## Goal
Copy the entries below verbatim, from the line with "wave-label-circled: iv <box>265" to the line with "y-tick-label: 22.00 <box>894 25 917 35</box>".

____________

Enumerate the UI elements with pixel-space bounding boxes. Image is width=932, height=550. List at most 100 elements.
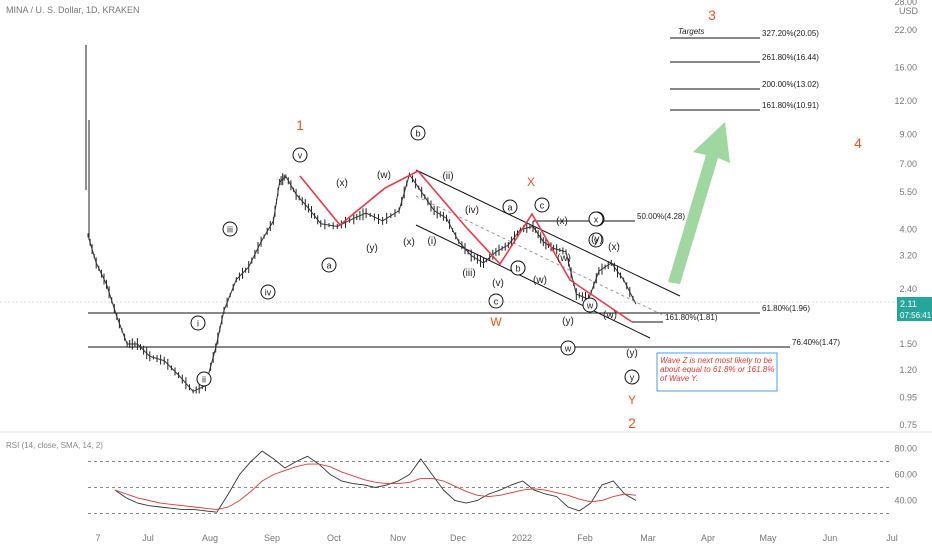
wave-label-circled: iv <box>265 288 272 298</box>
candles <box>85 45 634 394</box>
annotation-line: Wave Z is next most likely to be <box>660 356 773 365</box>
wave-label-circled: b <box>415 129 420 139</box>
last-price-bg <box>897 297 932 321</box>
wave-circle <box>410 125 426 141</box>
wave-label-paren: (y) <box>591 234 603 245</box>
wave-circle <box>582 297 598 313</box>
wave-label-paren: (iv) <box>465 205 479 216</box>
rsi-panel: RSI (14, close, SMA, 14, 2) 80.00 60.00 40… <box>0 431 932 514</box>
x-tick-label: May <box>759 533 777 543</box>
x-tick-label: Dec <box>450 533 467 543</box>
rsi-title: RSI (14, close, SMA, 14, 2) <box>6 441 103 450</box>
last-price-tag: 2.11 07:56:41 <box>897 297 932 321</box>
x-tick-label: Oct <box>327 533 342 543</box>
x-tick-label: Mar <box>640 533 656 543</box>
wave-circle <box>588 211 604 227</box>
wave-label-red: 4 <box>854 135 862 151</box>
wave-circle <box>190 315 206 331</box>
x-tick-label: 2022 <box>512 533 532 543</box>
y-tick-label: 7.00 <box>899 159 917 169</box>
wave-circle <box>502 199 518 215</box>
wave-label-paren: (v) <box>492 278 504 289</box>
fib-label: 76.40%(1.47) <box>792 338 840 347</box>
rsi-line <box>114 450 637 513</box>
fib-label: 61.80%(1.96) <box>762 304 810 313</box>
y-tick-label: 5.50 <box>899 187 917 197</box>
y-tick-label: 3.20 <box>899 250 917 260</box>
wave-circle <box>510 260 526 276</box>
target-arrow-shape <box>668 122 730 284</box>
rsi-tick-label: 60.00 <box>894 470 917 480</box>
annotation-box: Wave Z is next most likely to be about eq… <box>656 352 778 392</box>
wave-label-circled: b <box>515 264 520 274</box>
x-tick-label: Jul <box>142 533 154 543</box>
currency-label[interactable]: USD <box>899 6 919 16</box>
wave-label-paren: (ii) <box>442 171 453 182</box>
channel-lower-line <box>415 224 651 339</box>
rsi-tick-label: 80.00 <box>894 444 917 454</box>
wave-label-red: 1 <box>296 117 304 133</box>
wave-label-paren: (x) <box>336 178 348 189</box>
x-tick-label: Feb <box>577 533 593 543</box>
x-tick-label: Nov <box>390 533 407 543</box>
fib-label: 327.20%(20.05) <box>762 29 819 38</box>
y-tick-label: 22.00 <box>894 25 917 35</box>
wave-label-paren: (x) <box>556 216 568 227</box>
rsi-tick-label: 40.00 <box>894 496 917 506</box>
wave-circle <box>292 147 308 163</box>
wave-label-circled: ii <box>202 375 206 385</box>
wave-circle <box>534 197 550 213</box>
wave-label-paren: (y) <box>562 316 574 327</box>
fib-label: 50.00%(4.28) <box>637 212 685 221</box>
y-tick-label: 2.40 <box>899 284 917 294</box>
channel-mid-line <box>415 195 666 317</box>
annotation-line: of Wave Y. <box>660 374 698 383</box>
wave-label-paren: (y) <box>626 348 638 359</box>
wave-label-paren: (w) <box>533 275 547 286</box>
wave-circle <box>222 221 238 237</box>
y-tick-label: 1.50 <box>899 339 917 349</box>
wave-label-red: W <box>490 315 502 329</box>
rsi-sma-line <box>114 463 637 511</box>
annotation-line: about equal to 61.8% or 161.8% <box>660 365 774 374</box>
wave-circle <box>488 293 504 309</box>
wave-label-circled: v <box>298 151 303 161</box>
wave-label-paren: (x) <box>608 242 620 253</box>
wave-labels: 1234XWYvbiiiiiiacbwxwyivxycab(x)(w)(ii)(… <box>190 7 862 431</box>
wave-label-paren: (i) <box>428 236 437 247</box>
wave-label-circled: w <box>564 344 572 354</box>
wave-label-circled: x <box>594 215 599 225</box>
wave-label-paren: (w) <box>377 170 391 181</box>
wave-circle <box>560 340 576 356</box>
x-tick-label: Jul <box>886 533 898 543</box>
annotation-text: Wave Z is next most likely to be about eq… <box>660 356 774 383</box>
x-tick-label: Aug <box>202 533 218 543</box>
x-tick-label: Sep <box>264 533 280 543</box>
fib-label: 161.80%(1.81) <box>665 313 718 322</box>
wave-label-paren: (w) <box>603 310 617 321</box>
wave-circle <box>260 284 276 300</box>
x-tick-label: Apr <box>701 533 715 543</box>
wave-label-paren: (iii) <box>462 268 475 279</box>
wave-label-circled: i <box>197 319 199 329</box>
chart-title: MINA / U. S. Dollar, 1D, KRAKEN <box>6 5 140 15</box>
y-tick-label: 1.20 <box>899 365 917 375</box>
targets-label: Targets <box>678 27 704 36</box>
fib-lines: 327.20%(20.05) 261.80%(16.44) 200.00%(13.0… <box>88 27 840 348</box>
wave-label-circled: w <box>586 301 594 311</box>
wave-label-red: 2 <box>628 415 636 431</box>
zigzag-polyline <box>299 169 633 323</box>
wave-label-paren: (y) <box>366 243 378 254</box>
wave-circle <box>321 257 337 273</box>
y-tick-label: 16.00 <box>894 62 917 72</box>
x-tick-label: Jun <box>823 533 838 543</box>
wave-label-circled: y <box>594 236 599 246</box>
wave-label-red: X <box>527 175 535 189</box>
wave-circle <box>588 232 604 248</box>
target-arrow <box>668 122 730 284</box>
y-axis: 28.00 22.00 16.00 12.00 9.00 7.00 5.50 4.00 3.20… <box>894 0 917 430</box>
y-tick-label: 0.75 <box>899 420 917 430</box>
wave-label-circled: c <box>540 201 545 211</box>
last-price-time: 07:56:41 <box>900 311 932 320</box>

____________

## Response to this task
wave-label-circled: iv <box>265 288 272 298</box>
candles <box>85 45 634 394</box>
annotation-line: Wave Z is next most likely to be <box>660 356 773 365</box>
wave-label-circled: b <box>415 129 420 139</box>
last-price-bg <box>897 297 932 321</box>
wave-circle <box>410 125 426 141</box>
wave-label-paren: (y) <box>591 234 603 245</box>
wave-circle <box>582 297 598 313</box>
wave-label-paren: (iv) <box>465 205 479 216</box>
rsi-panel: RSI (14, close, SMA, 14, 2) 80.00 60.00 40… <box>0 431 932 514</box>
x-tick-label: May <box>759 533 777 543</box>
x-tick-label: Dec <box>450 533 467 543</box>
rsi-title: RSI (14, close, SMA, 14, 2) <box>6 441 103 450</box>
last-price-tag: 2.11 07:56:41 <box>897 297 932 321</box>
x-tick-label: Oct <box>327 533 342 543</box>
x-tick-label: Mar <box>640 533 656 543</box>
wave-circle <box>588 211 604 227</box>
wave-label-red: 4 <box>854 135 862 151</box>
wave-circle <box>190 315 206 331</box>
x-tick-label: 2022 <box>512 533 532 543</box>
y-tick-label: 7.00 <box>899 159 917 169</box>
wave-circle <box>502 199 518 215</box>
wave-label-paren: (v) <box>492 278 504 289</box>
fib-label: 76.40%(1.47) <box>792 338 840 347</box>
rsi-line <box>114 450 637 513</box>
fib-label: 61.80%(1.96) <box>762 304 810 313</box>
y-tick-label: 5.50 <box>899 187 917 197</box>
y-tick-label: 3.20 <box>899 250 917 260</box>
wave-circle <box>510 260 526 276</box>
target-arrow-shape <box>668 122 730 284</box>
rsi-tick-label: 60.00 <box>894 470 917 480</box>
annotation-box: Wave Z is next most likely to be about eq… <box>656 352 778 392</box>
wave-label-circled: b <box>515 264 520 274</box>
x-tick-label: Jul <box>142 533 154 543</box>
currency-label[interactable]: USD <box>899 6 919 16</box>
wave-label-paren: (ii) <box>442 171 453 182</box>
channel-lower-line <box>415 224 651 339</box>
rsi-tick-label: 80.00 <box>894 444 917 454</box>
wave-label-red: 1 <box>296 117 304 133</box>
wave-label-paren: (x) <box>336 178 348 189</box>
x-tick-label: Feb <box>577 533 593 543</box>
x-tick-label: Nov <box>390 533 407 543</box>
fib-label: 327.20%(20.05) <box>762 29 819 38</box>
y-tick-label: 22.00 <box>894 25 917 35</box>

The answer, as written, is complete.